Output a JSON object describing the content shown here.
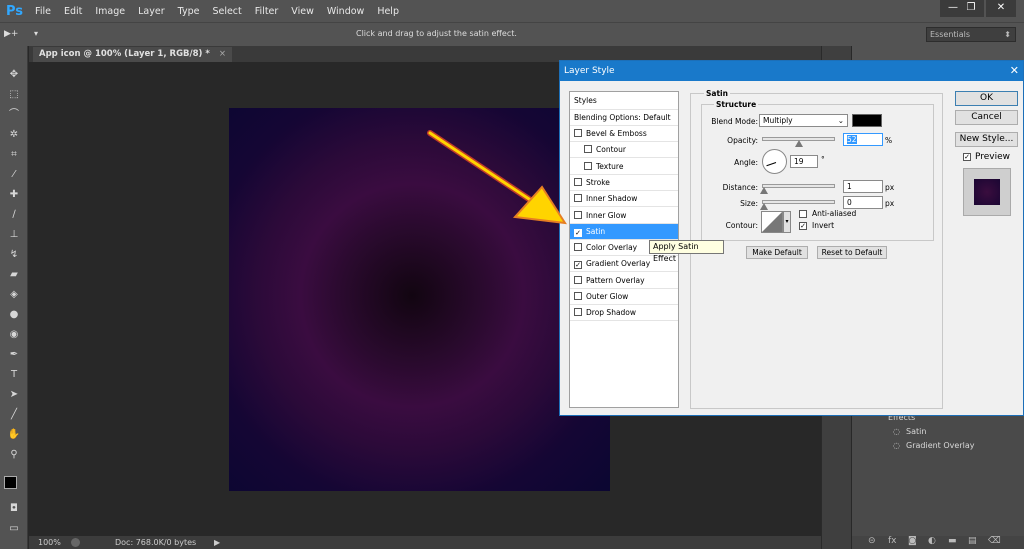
{
  "app": {
    "logo": "Ps"
  },
  "menu": [
    "File",
    "Edit",
    "Image",
    "Layer",
    "Type",
    "Select",
    "Filter",
    "View",
    "Window",
    "Help"
  ],
  "window_controls": {
    "minimize": "—",
    "restore": "❐",
    "close": "✕"
  },
  "options_bar": {
    "tool_glyph": "▶+",
    "dropdown": "▾",
    "hint": "Click and drag to adjust the satin effect.",
    "workspace": "Essentials"
  },
  "document": {
    "tab_title": "App icon @ 100% (Layer 1, RGB/8) *",
    "tab_close": "×"
  },
  "status_bar": {
    "zoom": "100%",
    "doc_info": "Doc: 768.0K/0 bytes",
    "arrow": "▶"
  },
  "dialog": {
    "title": "Layer Style",
    "close": "✕",
    "styles_header": "Styles",
    "blending_options": "Blending Options: Default",
    "style_items": [
      {
        "label": "Bevel & Emboss",
        "checked": false,
        "indent": false,
        "selected": false
      },
      {
        "label": "Contour",
        "checked": false,
        "indent": true,
        "selected": false
      },
      {
        "label": "Texture",
        "checked": false,
        "indent": true,
        "selected": false
      },
      {
        "label": "Stroke",
        "checked": false,
        "indent": false,
        "selected": false
      },
      {
        "label": "Inner Shadow",
        "checked": false,
        "indent": false,
        "selected": false
      },
      {
        "label": "Inner Glow",
        "checked": false,
        "indent": false,
        "selected": false
      },
      {
        "label": "Satin",
        "checked": true,
        "indent": false,
        "selected": true
      },
      {
        "label": "Color Overlay",
        "checked": false,
        "indent": false,
        "selected": false
      },
      {
        "label": "Gradient Overlay",
        "checked": true,
        "indent": false,
        "selected": false
      },
      {
        "label": "Pattern Overlay",
        "checked": false,
        "indent": false,
        "selected": false
      },
      {
        "label": "Outer Glow",
        "checked": false,
        "indent": false,
        "selected": false
      },
      {
        "label": "Drop Shadow",
        "checked": false,
        "indent": false,
        "selected": false
      }
    ],
    "satin": {
      "group_title": "Satin",
      "structure_title": "Structure",
      "blend_mode_label": "Blend Mode:",
      "blend_mode_value": "Multiply",
      "blend_color": "#000000",
      "opacity_label": "Opacity:",
      "opacity_value": "52",
      "opacity_unit": "%",
      "angle_label": "Angle:",
      "angle_value": "19",
      "angle_unit": "°",
      "distance_label": "Distance:",
      "distance_value": "1",
      "distance_unit": "px",
      "size_label": "Size:",
      "size_value": "0",
      "size_unit": "px",
      "contour_label": "Contour:",
      "anti_aliased_label": "Anti-aliased",
      "anti_aliased_checked": false,
      "invert_label": "Invert",
      "invert_checked": true,
      "make_default": "Make Default",
      "reset_default": "Reset to Default"
    },
    "buttons": {
      "ok": "OK",
      "cancel": "Cancel",
      "new_style": "New Style...",
      "preview": "Preview",
      "preview_checked": true
    }
  },
  "tooltip": "Apply Satin Effect",
  "layers_panel": {
    "effects": "Effects",
    "effect_items": [
      "Satin",
      "Gradient Overlay"
    ]
  },
  "colors": {
    "accent": "#1979ca",
    "selection": "#3399ff",
    "arrow": "#ffd400"
  }
}
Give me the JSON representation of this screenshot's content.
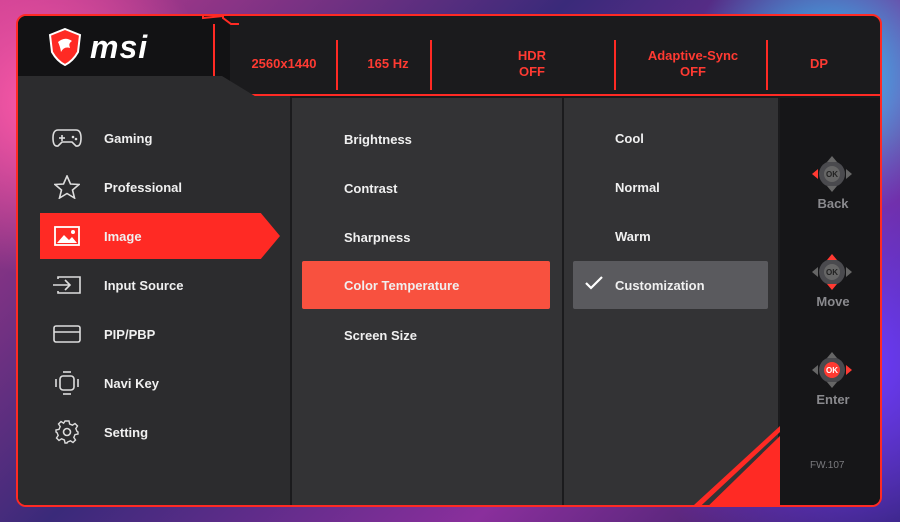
{
  "brand": {
    "name": "msi",
    "accent": "#ff2a24"
  },
  "status": {
    "resolution": "2560x1440",
    "refresh": "165 Hz",
    "hdr_title": "HDR",
    "hdr_value": "OFF",
    "adaptive_title": "Adaptive-Sync",
    "adaptive_value": "OFF",
    "input": "DP"
  },
  "main_menu": {
    "items": [
      {
        "label": "Gaming",
        "icon": "gamepad-icon"
      },
      {
        "label": "Professional",
        "icon": "star-icon"
      },
      {
        "label": "Image",
        "icon": "image-icon",
        "active": true
      },
      {
        "label": "Input Source",
        "icon": "input-source-icon"
      },
      {
        "label": "PIP/PBP",
        "icon": "pip-icon"
      },
      {
        "label": "Navi Key",
        "icon": "navi-key-icon"
      },
      {
        "label": "Setting",
        "icon": "gear-icon"
      }
    ]
  },
  "sub_menu": {
    "items": [
      {
        "label": "Brightness"
      },
      {
        "label": "Contrast"
      },
      {
        "label": "Sharpness"
      },
      {
        "label": "Color Temperature",
        "active": true
      },
      {
        "label": "Screen Size"
      }
    ]
  },
  "options": {
    "items": [
      {
        "label": "Cool"
      },
      {
        "label": "Normal"
      },
      {
        "label": "Warm"
      },
      {
        "label": "Customization",
        "selected": true
      }
    ]
  },
  "nav": {
    "ok_label": "OK",
    "back": "Back",
    "move": "Move",
    "enter": "Enter"
  },
  "firmware": "FW.107"
}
□ □ □ □
■ **JOB**: All the records above need to be given again word for word. Skip the pictures.

■ **EXPECTED ANSWER**:
Output a JSON object describing the content shown here.
{
  "app": {
    "logo": "Ps"
  },
  "menu": [
    "File",
    "Edit",
    "Image",
    "Layer",
    "Type",
    "Select",
    "Filter",
    "View",
    "Window",
    "Help"
  ],
  "window_controls": {
    "minimize": "—",
    "restore": "❐",
    "close": "✕"
  },
  "options_bar": {
    "tool_glyph": "▶+",
    "dropdown": "▾",
    "hint": "Click and drag to adjust the satin effect.",
    "workspace": "Essentials"
  },
  "document": {
    "tab_title": "App icon @ 100% (Layer 1, RGB/8) *",
    "tab_close": "×"
  },
  "status_bar": {
    "zoom": "100%",
    "doc_info": "Doc: 768.0K/0 bytes",
    "arrow": "▶"
  },
  "dialog": {
    "title": "Layer Style",
    "close": "✕",
    "styles_header": "Styles",
    "blending_options": "Blending Options: Default",
    "style_items": [
      {
        "label": "Bevel & Emboss",
        "checked": false,
        "indent": false,
        "selected": false
      },
      {
        "label": "Contour",
        "checked": false,
        "indent": true,
        "selected": false
      },
      {
        "label": "Texture",
        "checked": false,
        "indent": true,
        "selected": false
      },
      {
        "label": "Stroke",
        "checked": false,
        "indent": false,
        "selected": false
      },
      {
        "label": "Inner Shadow",
        "checked": false,
        "indent": false,
        "selected": false
      },
      {
        "label": "Inner Glow",
        "checked": false,
        "indent": false,
        "selected": false
      },
      {
        "label": "Satin",
        "checked": true,
        "indent": false,
        "selected": true
      },
      {
        "label": "Color Overlay",
        "checked": false,
        "indent": false,
        "selected": false
      },
      {
        "label": "Gradient Overlay",
        "checked": true,
        "indent": false,
        "selected": false
      },
      {
        "label": "Pattern Overlay",
        "checked": false,
        "indent": false,
        "selected": false
      },
      {
        "label": "Outer Glow",
        "checked": false,
        "indent": false,
        "selected": false
      },
      {
        "label": "Drop Shadow",
        "checked": false,
        "indent": false,
        "selected": false
      }
    ],
    "satin": {
      "group_title": "Satin",
      "structure_title": "Structure",
      "blend_mode_label": "Blend Mode:",
      "blend_mode_value": "Multiply",
      "blend_color": "#000000",
      "opacity_label": "Opacity:",
      "opacity_value": "52",
      "opacity_unit": "%",
      "angle_label": "Angle:",
      "angle_value": "19",
      "angle_unit": "°",
      "distance_label": "Distance:",
      "distance_value": "1",
      "distance_unit": "px",
      "size_label": "Size:",
      "size_value": "0",
      "size_unit": "px",
      "contour_label": "Contour:",
      "anti_aliased_label": "Anti-aliased",
      "anti_aliased_checked": false,
      "invert_label": "Invert",
      "invert_checked": true,
      "make_default": "Make Default",
      "reset_default": "Reset to Default"
    },
    "buttons": {
      "ok": "OK",
      "cancel": "Cancel",
      "new_style": "New Style...",
      "preview": "Preview",
      "preview_checked": true
    }
  },
  "tooltip": "Apply Satin Effect",
  "layers_panel": {
    "effects": "Effects",
    "effect_items": [
      "Satin",
      "Gradient Overlay"
    ]
  },
  "colors": {
    "accent": "#1979ca",
    "selection": "#3399ff",
    "arrow": "#ffd400"
  }
}
Give me the JSON representation of this screenshot's content.
{
  "brand": {
    "name": "msi",
    "accent": "#ff2a24"
  },
  "status": {
    "resolution": "2560x1440",
    "refresh": "165 Hz",
    "hdr_title": "HDR",
    "hdr_value": "OFF",
    "adaptive_title": "Adaptive-Sync",
    "adaptive_value": "OFF",
    "input": "DP"
  },
  "main_menu": {
    "items": [
      {
        "label": "Gaming",
        "icon": "gamepad-icon"
      },
      {
        "label": "Professional",
        "icon": "star-icon"
      },
      {
        "label": "Image",
        "icon": "image-icon",
        "active": true
      },
      {
        "label": "Input Source",
        "icon": "input-source-icon"
      },
      {
        "label": "PIP/PBP",
        "icon": "pip-icon"
      },
      {
        "label": "Navi Key",
        "icon": "navi-key-icon"
      },
      {
        "label": "Setting",
        "icon": "gear-icon"
      }
    ]
  },
  "sub_menu": {
    "items": [
      {
        "label": "Brightness"
      },
      {
        "label": "Contrast"
      },
      {
        "label": "Sharpness"
      },
      {
        "label": "Color Temperature",
        "active": true
      },
      {
        "label": "Screen Size"
      }
    ]
  },
  "options": {
    "items": [
      {
        "label": "Cool"
      },
      {
        "label": "Normal"
      },
      {
        "label": "Warm"
      },
      {
        "label": "Customization",
        "selected": true
      }
    ]
  },
  "nav": {
    "ok_label": "OK",
    "back": "Back",
    "move": "Move",
    "enter": "Enter"
  },
  "firmware": "FW.107"
}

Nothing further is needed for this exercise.